Material provided:
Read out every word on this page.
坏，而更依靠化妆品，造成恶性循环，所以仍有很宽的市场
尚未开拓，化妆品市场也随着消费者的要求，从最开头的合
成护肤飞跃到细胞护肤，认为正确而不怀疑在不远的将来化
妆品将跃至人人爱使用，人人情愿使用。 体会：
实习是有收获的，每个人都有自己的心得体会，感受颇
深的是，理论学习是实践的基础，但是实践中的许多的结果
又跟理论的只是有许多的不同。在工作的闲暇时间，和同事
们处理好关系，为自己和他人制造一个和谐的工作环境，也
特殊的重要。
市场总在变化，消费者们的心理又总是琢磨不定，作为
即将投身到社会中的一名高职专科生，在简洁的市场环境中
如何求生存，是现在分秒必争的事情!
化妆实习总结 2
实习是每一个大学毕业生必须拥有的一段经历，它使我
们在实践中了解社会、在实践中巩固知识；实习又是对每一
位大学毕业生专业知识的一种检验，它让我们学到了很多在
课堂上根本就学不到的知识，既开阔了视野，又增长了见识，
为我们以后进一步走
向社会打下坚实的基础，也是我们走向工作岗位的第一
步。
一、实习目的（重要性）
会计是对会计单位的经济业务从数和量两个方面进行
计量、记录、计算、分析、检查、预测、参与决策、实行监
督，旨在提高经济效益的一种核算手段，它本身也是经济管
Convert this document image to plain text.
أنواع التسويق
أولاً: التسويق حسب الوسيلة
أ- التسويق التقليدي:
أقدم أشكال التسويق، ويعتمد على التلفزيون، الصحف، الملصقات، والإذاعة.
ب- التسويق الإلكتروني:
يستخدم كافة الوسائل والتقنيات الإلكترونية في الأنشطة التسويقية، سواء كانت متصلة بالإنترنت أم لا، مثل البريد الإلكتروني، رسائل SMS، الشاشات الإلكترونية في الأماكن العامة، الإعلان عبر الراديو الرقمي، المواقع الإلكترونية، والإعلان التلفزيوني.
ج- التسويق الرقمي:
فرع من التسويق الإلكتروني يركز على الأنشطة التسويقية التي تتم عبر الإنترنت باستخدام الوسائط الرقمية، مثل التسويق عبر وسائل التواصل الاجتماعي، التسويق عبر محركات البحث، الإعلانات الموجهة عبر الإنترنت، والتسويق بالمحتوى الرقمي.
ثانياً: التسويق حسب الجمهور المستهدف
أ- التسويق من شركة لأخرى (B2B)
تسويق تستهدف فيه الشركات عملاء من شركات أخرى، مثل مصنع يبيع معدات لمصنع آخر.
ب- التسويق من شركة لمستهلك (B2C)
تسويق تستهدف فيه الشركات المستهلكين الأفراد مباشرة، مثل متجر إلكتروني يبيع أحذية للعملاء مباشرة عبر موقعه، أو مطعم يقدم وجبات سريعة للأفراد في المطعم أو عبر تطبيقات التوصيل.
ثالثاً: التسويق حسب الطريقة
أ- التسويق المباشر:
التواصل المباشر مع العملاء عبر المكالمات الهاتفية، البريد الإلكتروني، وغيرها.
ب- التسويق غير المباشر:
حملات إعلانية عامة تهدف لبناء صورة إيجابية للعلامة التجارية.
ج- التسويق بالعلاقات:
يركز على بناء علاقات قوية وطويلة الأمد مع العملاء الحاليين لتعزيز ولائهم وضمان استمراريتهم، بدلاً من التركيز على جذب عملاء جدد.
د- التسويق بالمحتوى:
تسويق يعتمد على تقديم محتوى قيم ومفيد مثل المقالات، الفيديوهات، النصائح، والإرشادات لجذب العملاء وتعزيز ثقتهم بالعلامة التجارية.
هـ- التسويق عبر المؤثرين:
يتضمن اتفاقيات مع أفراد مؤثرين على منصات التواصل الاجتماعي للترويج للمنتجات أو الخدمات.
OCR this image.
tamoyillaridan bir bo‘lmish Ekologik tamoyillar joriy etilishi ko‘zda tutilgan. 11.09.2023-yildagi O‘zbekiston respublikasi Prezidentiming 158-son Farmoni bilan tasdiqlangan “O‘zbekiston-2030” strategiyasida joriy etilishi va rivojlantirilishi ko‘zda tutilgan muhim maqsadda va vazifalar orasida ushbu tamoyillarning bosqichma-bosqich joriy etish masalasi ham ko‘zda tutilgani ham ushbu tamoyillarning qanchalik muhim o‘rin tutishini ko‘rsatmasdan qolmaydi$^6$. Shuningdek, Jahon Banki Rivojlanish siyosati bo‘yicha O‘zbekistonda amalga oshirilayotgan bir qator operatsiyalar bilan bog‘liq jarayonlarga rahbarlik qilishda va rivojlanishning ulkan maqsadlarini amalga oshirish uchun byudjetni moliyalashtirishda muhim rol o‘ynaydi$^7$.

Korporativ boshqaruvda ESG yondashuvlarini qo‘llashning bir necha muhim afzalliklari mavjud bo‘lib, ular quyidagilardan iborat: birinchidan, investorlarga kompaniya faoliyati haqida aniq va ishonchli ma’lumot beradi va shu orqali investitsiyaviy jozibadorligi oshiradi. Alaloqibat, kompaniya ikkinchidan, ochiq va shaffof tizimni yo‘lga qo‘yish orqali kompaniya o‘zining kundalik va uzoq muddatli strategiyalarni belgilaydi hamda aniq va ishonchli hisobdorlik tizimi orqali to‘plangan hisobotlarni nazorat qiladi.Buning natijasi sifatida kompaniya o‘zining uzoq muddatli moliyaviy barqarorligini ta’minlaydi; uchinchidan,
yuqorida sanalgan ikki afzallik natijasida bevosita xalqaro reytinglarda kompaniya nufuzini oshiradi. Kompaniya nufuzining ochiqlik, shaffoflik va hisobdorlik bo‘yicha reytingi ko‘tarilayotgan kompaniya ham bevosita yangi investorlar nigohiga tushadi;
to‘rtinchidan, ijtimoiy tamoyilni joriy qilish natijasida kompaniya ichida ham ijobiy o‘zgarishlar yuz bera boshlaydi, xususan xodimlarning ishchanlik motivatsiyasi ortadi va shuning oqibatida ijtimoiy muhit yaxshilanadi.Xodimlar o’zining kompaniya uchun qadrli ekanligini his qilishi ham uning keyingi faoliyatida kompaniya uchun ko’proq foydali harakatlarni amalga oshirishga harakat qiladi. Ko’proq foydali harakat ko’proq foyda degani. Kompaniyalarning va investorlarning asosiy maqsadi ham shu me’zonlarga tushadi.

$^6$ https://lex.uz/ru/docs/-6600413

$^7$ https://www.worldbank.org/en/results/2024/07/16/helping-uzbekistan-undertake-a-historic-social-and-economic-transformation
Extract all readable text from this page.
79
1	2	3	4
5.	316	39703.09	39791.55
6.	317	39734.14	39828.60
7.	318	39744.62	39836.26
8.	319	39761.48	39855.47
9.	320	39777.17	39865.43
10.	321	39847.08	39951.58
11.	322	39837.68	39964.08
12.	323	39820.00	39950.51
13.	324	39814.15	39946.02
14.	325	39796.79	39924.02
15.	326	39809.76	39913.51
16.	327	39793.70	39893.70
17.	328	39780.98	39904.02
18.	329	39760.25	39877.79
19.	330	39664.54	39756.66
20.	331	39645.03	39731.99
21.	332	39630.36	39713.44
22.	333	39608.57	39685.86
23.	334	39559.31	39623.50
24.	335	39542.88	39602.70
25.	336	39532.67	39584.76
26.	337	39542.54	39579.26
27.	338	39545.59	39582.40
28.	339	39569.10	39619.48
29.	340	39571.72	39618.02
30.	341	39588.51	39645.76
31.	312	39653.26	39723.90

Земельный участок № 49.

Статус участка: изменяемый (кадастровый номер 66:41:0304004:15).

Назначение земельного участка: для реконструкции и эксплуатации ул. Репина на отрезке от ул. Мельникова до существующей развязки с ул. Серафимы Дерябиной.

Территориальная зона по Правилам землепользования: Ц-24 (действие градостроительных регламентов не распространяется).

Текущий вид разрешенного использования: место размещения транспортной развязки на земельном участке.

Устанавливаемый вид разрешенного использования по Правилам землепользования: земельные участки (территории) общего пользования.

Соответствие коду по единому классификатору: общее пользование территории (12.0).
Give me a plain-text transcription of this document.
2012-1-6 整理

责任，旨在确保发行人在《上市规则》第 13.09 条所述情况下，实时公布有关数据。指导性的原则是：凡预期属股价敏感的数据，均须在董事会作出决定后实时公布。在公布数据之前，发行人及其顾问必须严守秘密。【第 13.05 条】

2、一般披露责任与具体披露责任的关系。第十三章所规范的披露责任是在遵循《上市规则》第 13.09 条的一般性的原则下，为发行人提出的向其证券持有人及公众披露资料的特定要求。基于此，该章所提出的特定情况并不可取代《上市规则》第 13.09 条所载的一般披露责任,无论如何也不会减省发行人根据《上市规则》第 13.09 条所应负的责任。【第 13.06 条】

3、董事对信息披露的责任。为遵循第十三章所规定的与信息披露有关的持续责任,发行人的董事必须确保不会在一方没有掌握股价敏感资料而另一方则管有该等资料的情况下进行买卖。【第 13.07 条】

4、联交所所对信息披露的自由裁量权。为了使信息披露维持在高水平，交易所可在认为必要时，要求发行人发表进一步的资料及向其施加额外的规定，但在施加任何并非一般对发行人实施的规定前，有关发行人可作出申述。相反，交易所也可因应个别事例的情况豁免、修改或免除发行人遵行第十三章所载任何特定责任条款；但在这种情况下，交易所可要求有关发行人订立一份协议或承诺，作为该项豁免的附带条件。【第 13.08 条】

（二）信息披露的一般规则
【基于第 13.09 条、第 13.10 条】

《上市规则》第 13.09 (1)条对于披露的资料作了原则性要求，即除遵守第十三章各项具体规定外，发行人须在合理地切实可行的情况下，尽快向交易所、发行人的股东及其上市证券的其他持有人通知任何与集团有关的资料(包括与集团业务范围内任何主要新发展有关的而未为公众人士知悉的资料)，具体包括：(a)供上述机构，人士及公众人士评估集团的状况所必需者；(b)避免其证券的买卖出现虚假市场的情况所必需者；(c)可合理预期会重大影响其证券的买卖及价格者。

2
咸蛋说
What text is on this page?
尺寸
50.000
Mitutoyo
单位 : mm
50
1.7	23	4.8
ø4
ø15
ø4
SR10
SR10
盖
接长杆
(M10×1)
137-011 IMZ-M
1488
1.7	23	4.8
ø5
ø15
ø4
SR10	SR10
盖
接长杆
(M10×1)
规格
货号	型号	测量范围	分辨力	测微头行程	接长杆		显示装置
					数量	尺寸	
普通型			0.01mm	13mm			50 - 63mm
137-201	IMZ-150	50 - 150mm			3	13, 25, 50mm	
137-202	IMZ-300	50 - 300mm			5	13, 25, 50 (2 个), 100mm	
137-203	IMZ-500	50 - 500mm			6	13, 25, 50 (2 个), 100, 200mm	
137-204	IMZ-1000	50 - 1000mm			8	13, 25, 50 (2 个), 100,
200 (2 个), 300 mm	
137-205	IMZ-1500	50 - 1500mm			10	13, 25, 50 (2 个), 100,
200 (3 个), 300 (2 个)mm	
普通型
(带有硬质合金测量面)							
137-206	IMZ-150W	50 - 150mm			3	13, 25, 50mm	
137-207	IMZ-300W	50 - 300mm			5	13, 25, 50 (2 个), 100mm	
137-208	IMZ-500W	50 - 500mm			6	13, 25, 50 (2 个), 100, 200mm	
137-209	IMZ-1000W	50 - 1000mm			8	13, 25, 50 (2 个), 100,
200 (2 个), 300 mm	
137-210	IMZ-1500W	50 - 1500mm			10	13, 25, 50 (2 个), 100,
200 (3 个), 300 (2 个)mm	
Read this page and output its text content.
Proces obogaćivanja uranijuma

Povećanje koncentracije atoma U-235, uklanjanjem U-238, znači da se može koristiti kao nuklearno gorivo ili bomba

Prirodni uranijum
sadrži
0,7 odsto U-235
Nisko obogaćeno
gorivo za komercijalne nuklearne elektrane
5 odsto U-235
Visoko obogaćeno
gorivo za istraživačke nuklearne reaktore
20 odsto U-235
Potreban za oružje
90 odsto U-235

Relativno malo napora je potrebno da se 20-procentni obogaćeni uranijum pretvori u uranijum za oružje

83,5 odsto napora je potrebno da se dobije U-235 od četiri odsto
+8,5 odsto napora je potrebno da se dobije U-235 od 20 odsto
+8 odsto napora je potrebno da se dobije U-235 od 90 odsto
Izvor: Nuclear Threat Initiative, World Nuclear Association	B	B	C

Task statement:
Pick out every line with the string "tushadi" and copy it.

The reply:
yuqorida sanalgan ikki afzallik natijasida bevosita xalqaro reytinglarda kompaniya nufuzini oshiradi. Kompaniya nufuzining ochiqlik, shaffoflik va hisobdorlik bo‘yicha reytingi ko‘tarilayotgan kompaniya ham bevosita yangi investorlar nigohiga tushadi;
to‘rtinchidan, ijtimoiy tamoyilni joriy qilish natijasida kompaniya ichida ham ijobiy o‘zgarishlar yuz bera boshlaydi, xususan xodimlarning ishchanlik motivatsiyasi ortadi va shuning oqibatida ijtimoiy muhit yaxshilanadi.Xodimlar o’zining kompaniya uchun qadrli ekanligini his qilishi ham uning keyingi faoliyatida kompaniya uchun ko’proq foydali harakatlarni amalga oshirishga harakat qiladi. Ko’proq foydali harakat ko’proq foyda degani. Kompaniyalarning va investorlarning asosiy maqsadi ham shu me’zonlarga tushadi.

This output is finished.